▶ _What the task asks_
Write the material out again, line by line, exactly as it is.

====== Provided material

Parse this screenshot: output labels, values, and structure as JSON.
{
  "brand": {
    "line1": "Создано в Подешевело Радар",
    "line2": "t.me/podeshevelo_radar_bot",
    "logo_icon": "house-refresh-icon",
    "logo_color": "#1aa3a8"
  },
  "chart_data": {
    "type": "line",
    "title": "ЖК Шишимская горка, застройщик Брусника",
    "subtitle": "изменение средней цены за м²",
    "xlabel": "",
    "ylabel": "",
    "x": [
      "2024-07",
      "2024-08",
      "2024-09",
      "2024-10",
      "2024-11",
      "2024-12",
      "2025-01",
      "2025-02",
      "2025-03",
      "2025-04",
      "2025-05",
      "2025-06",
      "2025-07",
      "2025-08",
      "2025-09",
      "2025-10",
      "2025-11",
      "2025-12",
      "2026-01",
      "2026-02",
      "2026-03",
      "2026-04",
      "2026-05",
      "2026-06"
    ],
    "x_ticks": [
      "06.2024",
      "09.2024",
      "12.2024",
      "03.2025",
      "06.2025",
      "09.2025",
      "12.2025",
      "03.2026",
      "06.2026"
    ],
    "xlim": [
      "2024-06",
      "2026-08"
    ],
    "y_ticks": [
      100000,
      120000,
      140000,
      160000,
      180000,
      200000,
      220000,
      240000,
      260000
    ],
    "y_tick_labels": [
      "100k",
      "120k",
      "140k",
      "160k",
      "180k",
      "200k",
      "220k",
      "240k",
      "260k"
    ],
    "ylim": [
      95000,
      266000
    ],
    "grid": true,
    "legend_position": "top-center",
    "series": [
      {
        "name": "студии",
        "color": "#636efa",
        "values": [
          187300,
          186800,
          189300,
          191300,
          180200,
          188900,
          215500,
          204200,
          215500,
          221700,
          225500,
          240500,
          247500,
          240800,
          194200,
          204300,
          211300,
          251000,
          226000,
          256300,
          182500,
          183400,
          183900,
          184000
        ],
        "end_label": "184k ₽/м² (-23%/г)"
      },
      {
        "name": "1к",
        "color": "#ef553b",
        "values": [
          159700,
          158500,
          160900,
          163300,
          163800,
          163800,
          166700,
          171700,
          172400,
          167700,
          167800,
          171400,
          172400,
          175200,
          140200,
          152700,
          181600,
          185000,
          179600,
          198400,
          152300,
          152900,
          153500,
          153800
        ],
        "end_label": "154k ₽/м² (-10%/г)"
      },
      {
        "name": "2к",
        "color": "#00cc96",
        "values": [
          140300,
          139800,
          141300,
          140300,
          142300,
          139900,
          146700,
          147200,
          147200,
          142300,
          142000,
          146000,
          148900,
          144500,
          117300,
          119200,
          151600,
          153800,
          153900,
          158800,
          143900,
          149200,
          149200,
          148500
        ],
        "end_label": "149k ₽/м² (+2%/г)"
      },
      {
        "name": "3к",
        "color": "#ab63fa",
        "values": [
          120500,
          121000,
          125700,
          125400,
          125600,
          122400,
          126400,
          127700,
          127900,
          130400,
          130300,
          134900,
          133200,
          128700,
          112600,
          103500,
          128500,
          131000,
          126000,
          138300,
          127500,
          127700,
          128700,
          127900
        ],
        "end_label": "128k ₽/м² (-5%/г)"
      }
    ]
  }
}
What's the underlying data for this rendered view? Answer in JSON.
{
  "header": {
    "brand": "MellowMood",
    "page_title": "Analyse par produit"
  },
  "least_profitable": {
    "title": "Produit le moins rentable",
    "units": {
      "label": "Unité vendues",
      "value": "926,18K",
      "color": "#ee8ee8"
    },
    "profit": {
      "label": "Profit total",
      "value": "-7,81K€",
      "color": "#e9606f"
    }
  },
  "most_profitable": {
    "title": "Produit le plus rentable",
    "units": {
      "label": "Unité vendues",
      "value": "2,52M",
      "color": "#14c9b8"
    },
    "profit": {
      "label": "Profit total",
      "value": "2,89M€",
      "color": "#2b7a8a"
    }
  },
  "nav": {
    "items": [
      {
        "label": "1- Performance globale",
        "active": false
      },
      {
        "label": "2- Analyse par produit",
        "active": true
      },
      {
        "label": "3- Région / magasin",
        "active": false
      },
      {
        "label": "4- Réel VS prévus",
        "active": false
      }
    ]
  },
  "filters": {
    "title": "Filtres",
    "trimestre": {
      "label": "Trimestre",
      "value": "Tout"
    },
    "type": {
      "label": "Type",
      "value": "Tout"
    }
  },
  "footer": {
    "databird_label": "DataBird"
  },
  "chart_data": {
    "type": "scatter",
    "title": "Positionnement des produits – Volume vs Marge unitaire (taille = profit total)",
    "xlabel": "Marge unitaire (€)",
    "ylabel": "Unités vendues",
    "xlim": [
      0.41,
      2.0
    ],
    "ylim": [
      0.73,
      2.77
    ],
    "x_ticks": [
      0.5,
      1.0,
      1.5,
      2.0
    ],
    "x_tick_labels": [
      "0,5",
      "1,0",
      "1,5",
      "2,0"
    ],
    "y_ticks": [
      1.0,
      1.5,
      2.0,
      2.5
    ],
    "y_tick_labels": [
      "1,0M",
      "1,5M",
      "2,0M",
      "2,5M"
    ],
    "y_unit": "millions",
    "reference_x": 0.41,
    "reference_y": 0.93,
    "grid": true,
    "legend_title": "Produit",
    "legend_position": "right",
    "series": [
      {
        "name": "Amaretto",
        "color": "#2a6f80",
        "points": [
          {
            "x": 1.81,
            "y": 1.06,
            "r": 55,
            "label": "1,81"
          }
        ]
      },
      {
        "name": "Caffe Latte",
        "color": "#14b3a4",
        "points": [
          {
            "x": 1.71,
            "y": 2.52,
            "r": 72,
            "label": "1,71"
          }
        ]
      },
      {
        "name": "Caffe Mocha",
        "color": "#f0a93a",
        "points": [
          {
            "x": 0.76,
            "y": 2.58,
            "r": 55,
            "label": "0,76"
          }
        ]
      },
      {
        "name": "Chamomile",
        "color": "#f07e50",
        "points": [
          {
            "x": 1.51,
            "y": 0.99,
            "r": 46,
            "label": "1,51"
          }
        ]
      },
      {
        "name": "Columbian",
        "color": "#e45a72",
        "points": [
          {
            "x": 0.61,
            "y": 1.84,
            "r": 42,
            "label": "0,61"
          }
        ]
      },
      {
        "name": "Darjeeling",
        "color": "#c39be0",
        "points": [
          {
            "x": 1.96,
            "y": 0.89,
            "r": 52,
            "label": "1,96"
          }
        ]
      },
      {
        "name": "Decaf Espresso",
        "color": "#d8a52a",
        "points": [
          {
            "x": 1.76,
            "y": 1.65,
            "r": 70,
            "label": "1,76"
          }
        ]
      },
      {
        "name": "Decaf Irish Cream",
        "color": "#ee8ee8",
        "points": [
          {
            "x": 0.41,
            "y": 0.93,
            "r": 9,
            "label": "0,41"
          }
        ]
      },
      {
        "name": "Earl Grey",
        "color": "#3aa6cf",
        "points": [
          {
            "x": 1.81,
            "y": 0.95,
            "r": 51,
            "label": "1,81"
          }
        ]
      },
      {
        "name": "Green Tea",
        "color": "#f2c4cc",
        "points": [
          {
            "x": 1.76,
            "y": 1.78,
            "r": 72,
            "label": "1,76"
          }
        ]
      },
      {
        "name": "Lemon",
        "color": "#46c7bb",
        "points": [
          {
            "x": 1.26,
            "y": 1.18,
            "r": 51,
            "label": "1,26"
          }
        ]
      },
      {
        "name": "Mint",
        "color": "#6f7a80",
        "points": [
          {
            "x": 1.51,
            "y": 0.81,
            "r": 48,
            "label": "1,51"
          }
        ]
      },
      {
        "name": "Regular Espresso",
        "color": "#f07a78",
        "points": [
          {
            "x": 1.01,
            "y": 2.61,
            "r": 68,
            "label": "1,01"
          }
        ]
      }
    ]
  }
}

============

▶ _Written solution_
Parse this screenshot: output labels, values, and structure as JSON.
{
  "brand": {
    "line1": "Создано в Подешевело Радар",
    "line2": "t.me/podeshevelo_radar_bot",
    "logo_icon": "house-refresh-icon",
    "logo_color": "#1aa3a8"
  },
  "chart_data": {
    "type": "line",
    "title": "ЖК Шишимская горка, застройщик Брусника",
    "subtitle": "изменение средней цены за м²",
    "xlabel": "",
    "ylabel": "",
    "x": [
      "2024-07",
      "2024-08",
      "2024-09",
      "2024-10",
      "2024-11",
      "2024-12",
      "2025-01",
      "2025-02",
      "2025-03",
      "2025-04",
      "2025-05",
      "2025-06",
      "2025-07",
      "2025-08",
      "2025-09",
      "2025-10",
      "2025-11",
      "2025-12",
      "2026-01",
      "2026-02",
      "2026-03",
      "2026-04",
      "2026-05",
      "2026-06"
    ],
    "x_ticks": [
      "06.2024",
      "09.2024",
      "12.2024",
      "03.2025",
      "06.2025",
      "09.2025",
      "12.2025",
      "03.2026",
      "06.2026"
    ],
    "xlim": [
      "2024-06",
      "2026-08"
    ],
    "y_ticks": [
      100000,
      120000,
      140000,
      160000,
      180000,
      200000,
      220000,
      240000,
      260000
    ],
    "y_tick_labels": [
      "100k",
      "120k",
      "140k",
      "160k",
      "180k",
      "200k",
      "220k",
      "240k",
      "260k"
    ],
    "ylim": [
      95000,
      266000
    ],
    "grid": true,
    "legend_position": "top-center",
    "series": [
      {
        "name": "студии",
        "color": "#636efa",
        "values": [
          187300,
          186800,
          189300,
          191300,
          180200,
          188900,
          215500,
          204200,
          215500,
          221700,
          225500,
          240500,
          247500,
          240800,
          194200,
          204300,
          211300,
          251000,
          226000,
          256300,
          182500,
          183400,
          183900,
          184000
        ],
        "end_label": "184k ₽/м² (-23%/г)"
      },
      {
        "name": "1к",
        "color": "#ef553b",
        "values": [
          159700,
          158500,
          160900,
          163300,
          163800,
          163800,
          166700,
          171700,
          172400,
          167700,
          167800,
          171400,
          172400,
          175200,
          140200,
          152700,
          181600,
          185000,
          179600,
          198400,
          152300,
          152900,
          153500,
          153800
        ],
        "end_label": "154k ₽/м² (-10%/г)"
      },
      {
        "name": "2к",
        "color": "#00cc96",
        "values": [
          140300,
          139800,
          141300,
          140300,
          142300,
          139900,
          146700,
          147200,
          147200,
          142300,
          142000,
          146000,
          148900,
          144500,
          117300,
          119200,
          151600,
          153800,
          153900,
          158800,
          143900,
          149200,
          149200,
          148500
        ],
        "end_label": "149k ₽/м² (+2%/г)"
      },
      {
        "name": "3к",
        "color": "#ab63fa",
        "values": [
          120500,
          121000,
          125700,
          125400,
          125600,
          122400,
          126400,
          127700,
          127900,
          130400,
          130300,
          134900,
          133200,
          128700,
          112600,
          103500,
          128500,
          131000,
          126000,
          138300,
          127500,
          127700,
          128700,
          127900
        ],
        "end_label": "128k ₽/м² (-5%/г)"
      }
    ]
  }
}
What's the underlying data for this rendered view? Answer in JSON.
{
  "header": {
    "brand": "MellowMood",
    "page_title": "Analyse par produit"
  },
  "least_profitable": {
    "title": "Produit le moins rentable",
    "units": {
      "label": "Unité vendues",
      "value": "926,18K",
      "color": "#ee8ee8"
    },
    "profit": {
      "label": "Profit total",
      "value": "-7,81K€",
      "color": "#e9606f"
    }
  },
  "most_profitable": {
    "title": "Produit le plus rentable",
    "units": {
      "label": "Unité vendues",
      "value": "2,52M",
      "color": "#14c9b8"
    },
    "profit": {
      "label": "Profit total",
      "value": "2,89M€",
      "color": "#2b7a8a"
    }
  },
  "nav": {
    "items": [
      {
        "label": "1- Performance globale",
        "active": false
      },
      {
        "label": "2- Analyse par produit",
        "active": true
      },
      {
        "label": "3- Région / magasin",
        "active": false
      },
      {
        "label": "4- Réel VS prévus",
        "active": false
      }
    ]
  },
  "filters": {
    "title": "Filtres",
    "trimestre": {
      "label": "Trimestre",
      "value": "Tout"
    },
    "type": {
      "label": "Type",
      "value": "Tout"
    }
  },
  "footer": {
    "databird_label": "DataBird"
  },
  "chart_data": {
    "type": "scatter",
    "title": "Positionnement des produits – Volume vs Marge unitaire (taille = profit total)",
    "xlabel": "Marge unitaire (€)",
    "ylabel": "Unités vendues",
    "xlim": [
      0.41,
      2.0
    ],
    "ylim": [
      0.73,
      2.77
    ],
    "x_ticks": [
      0.5,
      1.0,
      1.5,
      2.0
    ],
    "x_tick_labels": [
      "0,5",
      "1,0",
      "1,5",
      "2,0"
    ],
    "y_ticks": [
      1.0,
      1.5,
      2.0,
      2.5
    ],
    "y_tick_labels": [
      "1,0M",
      "1,5M",
      "2,0M",
      "2,5M"
    ],
    "y_unit": "millions",
    "reference_x": 0.41,
    "reference_y": 0.93,
    "grid": true,
    "legend_title": "Produit",
    "legend_position": "right",
    "series": [
      {
        "name": "Amaretto",
        "color": "#2a6f80",
        "points": [
          {
            "x": 1.81,
            "y": 1.06,
            "r": 55,
            "label": "1,81"
          }
        ]
      },
      {
        "name": "Caffe Latte",
        "color": "#14b3a4",
        "points": [
          {
            "x": 1.71,
            "y": 2.52,
            "r": 72,
            "label": "1,71"
          }
        ]
      },
      {
        "name": "Caffe Mocha",
        "color": "#f0a93a",
        "points": [
          {
            "x": 0.76,
            "y": 2.58,
            "r": 55,
            "label": "0,76"
          }
        ]
      },
      {
        "name": "Chamomile",
        "color": "#f07e50",
        "points": [
          {
            "x": 1.51,
            "y": 0.99,
            "r": 46,
            "label": "1,51"
          }
        ]
      },
      {
        "name": "Columbian",
        "color": "#e45a72",
        "points": [
          {
            "x": 0.61,
            "y": 1.84,
            "r": 42,
            "label": "0,61"
          }
        ]
      },
      {
        "name": "Darjeeling",
        "color": "#c39be0",
        "points": [
          {
            "x": 1.96,
            "y": 0.89,
            "r": 52,
            "label": "1,96"
          }
        ]
      },
      {
        "name": "Decaf Espresso",
        "color": "#d8a52a",
        "points": [
          {
            "x": 1.76,
            "y": 1.65,
            "r": 70,
            "label": "1,76"
          }
        ]
      },
      {
        "name": "Decaf Irish Cream",
        "color": "#ee8ee8",
        "points": [
          {
            "x": 0.41,
            "y": 0.93,
            "r": 9,
            "label": "0,41"
          }
        ]
      },
      {
        "name": "Earl Grey",
        "color": "#3aa6cf",
        "points": [
          {
            "x": 1.81,
            "y": 0.95,
            "r": 51,
            "label": "1,81"
          }
        ]
      },
      {
        "name": "Green Tea",
        "color": "#f2c4cc",
        "points": [
          {
            "x": 1.76,
            "y": 1.78,
            "r": 72,
            "label": "1,76"
          }
        ]
      },
      {
        "name": "Lemon",
        "color": "#46c7bb",
        "points": [
          {
            "x": 1.26,
            "y": 1.18,
            "r": 51,
            "label": "1,26"
          }
        ]
      },
      {
        "name": "Mint",
        "color": "#6f7a80",
        "points": [
          {
            "x": 1.51,
            "y": 0.81,
            "r": 48,
            "label": "1,51"
          }
        ]
      },
      {
        "name": "Regular Espresso",
        "color": "#f07a78",
        "points": [
          {
            "x": 1.01,
            "y": 2.61,
            "r": 68,
            "label": "1,01"
          }
        ]
      }
    ]
  }
}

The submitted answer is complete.